**PROBLEM DETAILS**
Read the lines that follow and pick out every one containing the word "Operating".

**MATERIAL FOR THIS EXERCISE**

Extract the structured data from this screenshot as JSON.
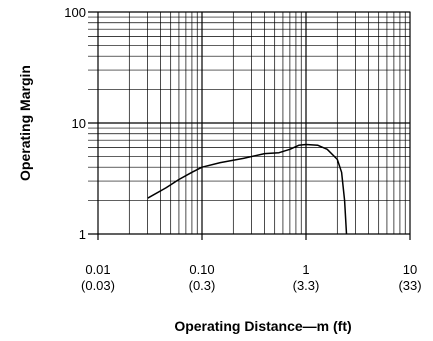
{
  "chart_data": {
    "type": "line",
    "title": "",
    "xlabel": "Operating Distance—m (ft)",
    "ylabel": "Operating Margin",
    "xscale": "log",
    "yscale": "log",
    "xlim": [
      0.01,
      10
    ],
    "ylim": [
      1,
      100
    ],
    "grid": true,
    "x_ticks": [
      {
        "value": 0.01,
        "label": "0.01",
        "sublabel": "(0.03)"
      },
      {
        "value": 0.1,
        "label": "0.10",
        "sublabel": "(0.3)"
      },
      {
        "value": 1,
        "label": "1",
        "sublabel": "(3.3)"
      },
      {
        "value": 10,
        "label": "10",
        "sublabel": "(33)"
      }
    ],
    "y_ticks": [
      {
        "value": 1,
        "label": "1"
      },
      {
        "value": 10,
        "label": "10"
      },
      {
        "value": 100,
        "label": "100"
      }
    ],
    "series": [
      {
        "points": [
          [
            0.03,
            2.1
          ],
          [
            0.045,
            2.6
          ],
          [
            0.06,
            3.1
          ],
          [
            0.08,
            3.6
          ],
          [
            0.1,
            4.0
          ],
          [
            0.15,
            4.4
          ],
          [
            0.25,
            4.8
          ],
          [
            0.4,
            5.3
          ],
          [
            0.55,
            5.4
          ],
          [
            0.7,
            5.8
          ],
          [
            0.85,
            6.3
          ],
          [
            1.0,
            6.4
          ],
          [
            1.3,
            6.3
          ],
          [
            1.6,
            5.8
          ],
          [
            2.0,
            4.7
          ],
          [
            2.2,
            3.6
          ],
          [
            2.35,
            2.0
          ],
          [
            2.45,
            1.0
          ]
        ]
      }
    ]
  }
}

**RESPONSE BELOW**
    "xlabel": "Operating Distance—m (ft)",
    "ylabel": "Operating Margin",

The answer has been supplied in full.